** Start of Data to use **

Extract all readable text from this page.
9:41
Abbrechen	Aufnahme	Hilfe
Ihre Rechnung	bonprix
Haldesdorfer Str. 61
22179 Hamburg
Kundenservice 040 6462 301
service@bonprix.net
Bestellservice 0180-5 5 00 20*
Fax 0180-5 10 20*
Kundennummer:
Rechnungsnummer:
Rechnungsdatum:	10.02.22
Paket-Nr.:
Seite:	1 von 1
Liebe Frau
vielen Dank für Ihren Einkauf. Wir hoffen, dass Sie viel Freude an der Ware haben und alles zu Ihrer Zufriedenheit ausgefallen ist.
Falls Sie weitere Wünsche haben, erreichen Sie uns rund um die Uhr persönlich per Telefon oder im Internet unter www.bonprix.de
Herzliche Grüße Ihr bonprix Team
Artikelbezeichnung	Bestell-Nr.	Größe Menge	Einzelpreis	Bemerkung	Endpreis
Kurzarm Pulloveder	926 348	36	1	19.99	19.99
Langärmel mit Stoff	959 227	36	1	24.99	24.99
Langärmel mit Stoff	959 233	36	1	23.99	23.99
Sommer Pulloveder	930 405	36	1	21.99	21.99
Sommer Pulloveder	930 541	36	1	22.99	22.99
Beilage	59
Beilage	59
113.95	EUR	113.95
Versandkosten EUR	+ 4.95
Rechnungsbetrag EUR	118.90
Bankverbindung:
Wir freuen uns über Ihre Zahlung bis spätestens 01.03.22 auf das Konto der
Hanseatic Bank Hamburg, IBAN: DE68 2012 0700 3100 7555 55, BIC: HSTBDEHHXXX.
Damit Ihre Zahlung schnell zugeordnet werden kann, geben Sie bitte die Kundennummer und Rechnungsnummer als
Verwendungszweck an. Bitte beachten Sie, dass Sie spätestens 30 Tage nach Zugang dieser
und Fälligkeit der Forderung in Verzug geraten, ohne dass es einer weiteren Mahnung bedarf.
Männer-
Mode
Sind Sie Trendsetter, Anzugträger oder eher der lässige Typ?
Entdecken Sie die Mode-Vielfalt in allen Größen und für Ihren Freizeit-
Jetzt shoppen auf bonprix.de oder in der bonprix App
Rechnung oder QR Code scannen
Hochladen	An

** End of Data to use **

Pull out all lines containing "Zahlung".

Wir freuen uns über Ihre Zahlung bis spätestens 01.03.22 auf das Konto der
Damit Ihre Zahlung schnell zugeordnet werden kann, geben Sie bitte die Kundennummer und Rechnungsnummer als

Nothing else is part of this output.